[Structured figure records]
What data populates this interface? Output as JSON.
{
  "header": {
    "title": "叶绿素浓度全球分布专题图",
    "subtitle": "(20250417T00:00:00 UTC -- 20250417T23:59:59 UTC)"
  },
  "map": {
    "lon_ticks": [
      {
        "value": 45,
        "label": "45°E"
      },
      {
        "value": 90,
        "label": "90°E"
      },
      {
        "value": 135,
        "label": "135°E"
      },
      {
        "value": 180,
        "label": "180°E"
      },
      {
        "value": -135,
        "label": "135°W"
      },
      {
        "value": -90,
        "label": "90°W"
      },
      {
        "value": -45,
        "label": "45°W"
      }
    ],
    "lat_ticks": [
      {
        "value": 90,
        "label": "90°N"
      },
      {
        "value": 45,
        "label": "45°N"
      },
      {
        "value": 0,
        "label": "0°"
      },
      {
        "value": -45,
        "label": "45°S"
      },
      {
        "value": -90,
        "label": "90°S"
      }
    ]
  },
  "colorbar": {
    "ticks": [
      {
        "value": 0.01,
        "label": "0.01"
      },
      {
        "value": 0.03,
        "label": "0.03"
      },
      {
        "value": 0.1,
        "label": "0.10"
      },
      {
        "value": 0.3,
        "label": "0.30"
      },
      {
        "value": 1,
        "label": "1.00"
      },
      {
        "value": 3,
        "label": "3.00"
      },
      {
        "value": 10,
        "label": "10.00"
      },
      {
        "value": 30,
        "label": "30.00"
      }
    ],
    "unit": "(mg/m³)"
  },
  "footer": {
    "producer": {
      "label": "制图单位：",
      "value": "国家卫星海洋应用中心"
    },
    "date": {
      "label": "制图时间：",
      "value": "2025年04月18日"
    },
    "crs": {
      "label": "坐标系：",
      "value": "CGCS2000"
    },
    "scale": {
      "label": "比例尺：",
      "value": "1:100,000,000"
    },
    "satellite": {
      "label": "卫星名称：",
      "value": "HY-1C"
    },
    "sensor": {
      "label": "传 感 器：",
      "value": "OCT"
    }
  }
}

Exercise objective: Retype all of the entries precisely as they are.

Response to the task:
What data populates this interface? Output as JSON.
{
  "header": {
    "title": "叶绿素浓度全球分布专题图",
    "subtitle": "(20250417T00:00:00 UTC -- 20250417T23:59:59 UTC)"
  },
  "map": {
    "lon_ticks": [
      {
        "value": 45,
        "label": "45°E"
      },
      {
        "value": 90,
        "label": "90°E"
      },
      {
        "value": 135,
        "label": "135°E"
      },
      {
        "value": 180,
        "label": "180°E"
      },
      {
        "value": -135,
        "label": "135°W"
      },
      {
        "value": -90,
        "label": "90°W"
      },
      {
        "value": -45,
        "label": "45°W"
      }
    ],
    "lat_ticks": [
      {
        "value": 90,
        "label": "90°N"
      },
      {
        "value": 45,
        "label": "45°N"
      },
      {
        "value": 0,
        "label": "0°"
      },
      {
        "value": -45,
        "label": "45°S"
      },
      {
        "value": -90,
        "label": "90°S"
      }
    ]
  },
  "colorbar": {
    "ticks": [
      {
        "value": 0.01,
        "label": "0.01"
      },
      {
        "value": 0.03,
        "label": "0.03"
      },
      {
        "value": 0.1,
        "label": "0.10"
      },
      {
        "value": 0.3,
        "label": "0.30"
      },
      {
        "value": 1,
        "label": "1.00"
      },
      {
        "value": 3,
        "label": "3.00"
      },
      {
        "value": 10,
        "label": "10.00"
      },
      {
        "value": 30,
        "label": "30.00"
      }
    ],
    "unit": "(mg/m³)"
  },
  "footer": {
    "producer": {
      "label": "制图单位：",
      "value": "国家卫星海洋应用中心"
    },
    "date": {
      "label": "制图时间：",
      "value": "2025年04月18日"
    },
    "crs": {
      "label": "坐标系：",
      "value": "CGCS2000"
    },
    "scale": {
      "label": "比例尺：",
      "value": "1:100,000,000"
    },
    "satellite": {
      "label": "卫星名称：",
      "value": "HY-1C"
    },
    "sensor": {
      "label": "传 感 器：",
      "value": "OCT"
    }
  }
}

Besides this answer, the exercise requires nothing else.